**WHAT NEEDS TO BE DONE**: Determine which lines contain the word "REMAINDER", then copy those lines.

**RECORDED INFORMATION**:
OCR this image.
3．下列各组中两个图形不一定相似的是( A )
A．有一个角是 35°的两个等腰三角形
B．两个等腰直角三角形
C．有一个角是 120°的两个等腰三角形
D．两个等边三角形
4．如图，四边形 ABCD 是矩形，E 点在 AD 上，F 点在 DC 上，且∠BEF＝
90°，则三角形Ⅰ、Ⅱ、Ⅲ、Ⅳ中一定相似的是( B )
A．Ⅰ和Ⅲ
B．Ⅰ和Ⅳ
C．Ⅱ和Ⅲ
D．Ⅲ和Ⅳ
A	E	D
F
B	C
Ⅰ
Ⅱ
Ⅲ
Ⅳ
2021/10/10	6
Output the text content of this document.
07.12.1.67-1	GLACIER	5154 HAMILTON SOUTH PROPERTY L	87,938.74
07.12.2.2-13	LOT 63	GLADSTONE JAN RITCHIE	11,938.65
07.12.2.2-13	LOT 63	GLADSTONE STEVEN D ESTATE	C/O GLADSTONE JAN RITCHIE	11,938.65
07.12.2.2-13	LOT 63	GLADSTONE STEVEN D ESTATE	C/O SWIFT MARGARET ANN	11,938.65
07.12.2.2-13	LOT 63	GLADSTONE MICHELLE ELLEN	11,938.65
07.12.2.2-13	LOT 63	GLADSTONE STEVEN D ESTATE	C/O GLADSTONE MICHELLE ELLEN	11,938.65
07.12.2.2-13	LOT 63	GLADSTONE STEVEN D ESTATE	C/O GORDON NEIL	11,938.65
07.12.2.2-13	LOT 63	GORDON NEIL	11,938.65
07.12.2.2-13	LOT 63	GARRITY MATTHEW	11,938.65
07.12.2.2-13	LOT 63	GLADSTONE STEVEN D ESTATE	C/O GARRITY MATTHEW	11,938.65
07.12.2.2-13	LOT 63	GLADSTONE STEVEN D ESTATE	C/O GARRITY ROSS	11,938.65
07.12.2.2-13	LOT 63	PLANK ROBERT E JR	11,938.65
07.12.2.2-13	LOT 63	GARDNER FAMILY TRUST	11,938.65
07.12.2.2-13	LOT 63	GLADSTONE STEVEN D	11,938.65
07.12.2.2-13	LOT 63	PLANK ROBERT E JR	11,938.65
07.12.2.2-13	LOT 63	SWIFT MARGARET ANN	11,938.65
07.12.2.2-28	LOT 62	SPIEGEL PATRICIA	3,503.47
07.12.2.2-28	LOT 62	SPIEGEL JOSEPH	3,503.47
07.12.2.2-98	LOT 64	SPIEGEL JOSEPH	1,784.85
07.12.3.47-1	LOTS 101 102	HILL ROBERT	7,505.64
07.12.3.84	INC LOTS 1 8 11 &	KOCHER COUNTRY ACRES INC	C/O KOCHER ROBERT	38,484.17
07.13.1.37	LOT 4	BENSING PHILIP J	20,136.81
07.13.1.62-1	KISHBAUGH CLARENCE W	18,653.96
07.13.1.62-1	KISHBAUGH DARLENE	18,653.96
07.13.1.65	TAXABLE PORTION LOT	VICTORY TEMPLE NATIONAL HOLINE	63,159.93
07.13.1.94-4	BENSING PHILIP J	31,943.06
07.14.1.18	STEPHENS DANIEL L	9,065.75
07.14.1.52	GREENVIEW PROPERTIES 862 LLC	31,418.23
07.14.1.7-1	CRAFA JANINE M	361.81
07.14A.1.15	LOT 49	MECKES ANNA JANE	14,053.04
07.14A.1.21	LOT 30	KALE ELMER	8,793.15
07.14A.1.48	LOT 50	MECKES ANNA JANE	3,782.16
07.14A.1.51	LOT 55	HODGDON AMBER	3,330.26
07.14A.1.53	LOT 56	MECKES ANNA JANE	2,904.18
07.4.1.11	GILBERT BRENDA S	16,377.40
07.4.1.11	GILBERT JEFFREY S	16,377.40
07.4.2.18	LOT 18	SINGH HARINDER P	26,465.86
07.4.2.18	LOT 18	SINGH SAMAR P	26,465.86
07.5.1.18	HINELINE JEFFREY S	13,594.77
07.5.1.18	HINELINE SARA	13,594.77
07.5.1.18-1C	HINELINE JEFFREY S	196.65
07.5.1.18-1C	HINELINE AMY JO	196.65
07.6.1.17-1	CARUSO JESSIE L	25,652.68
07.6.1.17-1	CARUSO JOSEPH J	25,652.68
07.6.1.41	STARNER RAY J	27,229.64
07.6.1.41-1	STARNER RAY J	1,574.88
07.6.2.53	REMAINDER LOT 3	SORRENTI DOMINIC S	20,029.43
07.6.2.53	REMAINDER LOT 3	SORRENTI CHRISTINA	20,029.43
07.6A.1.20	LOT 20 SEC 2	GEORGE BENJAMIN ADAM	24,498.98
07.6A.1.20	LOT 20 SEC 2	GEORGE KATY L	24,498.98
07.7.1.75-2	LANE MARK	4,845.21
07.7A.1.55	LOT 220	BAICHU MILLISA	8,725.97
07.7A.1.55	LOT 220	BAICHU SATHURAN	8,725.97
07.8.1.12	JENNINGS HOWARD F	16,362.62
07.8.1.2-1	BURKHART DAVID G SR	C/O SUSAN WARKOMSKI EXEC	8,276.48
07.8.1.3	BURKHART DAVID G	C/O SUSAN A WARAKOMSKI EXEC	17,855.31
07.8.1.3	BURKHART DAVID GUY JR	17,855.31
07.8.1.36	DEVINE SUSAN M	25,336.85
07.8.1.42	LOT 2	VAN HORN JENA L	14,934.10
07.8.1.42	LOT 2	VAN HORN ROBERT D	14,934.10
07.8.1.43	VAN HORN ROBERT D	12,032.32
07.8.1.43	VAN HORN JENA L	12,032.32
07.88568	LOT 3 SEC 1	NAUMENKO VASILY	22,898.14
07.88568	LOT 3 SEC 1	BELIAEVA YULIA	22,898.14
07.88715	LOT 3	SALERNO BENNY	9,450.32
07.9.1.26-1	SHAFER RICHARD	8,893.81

**EXERCISE RESPONSE**:
07.6.2.53	REMAINDER LOT 3	SORRENTI DOMINIC S	20,029.43
07.6.2.53	REMAINDER LOT 3	SORRENTI CHRISTINA	20,029.43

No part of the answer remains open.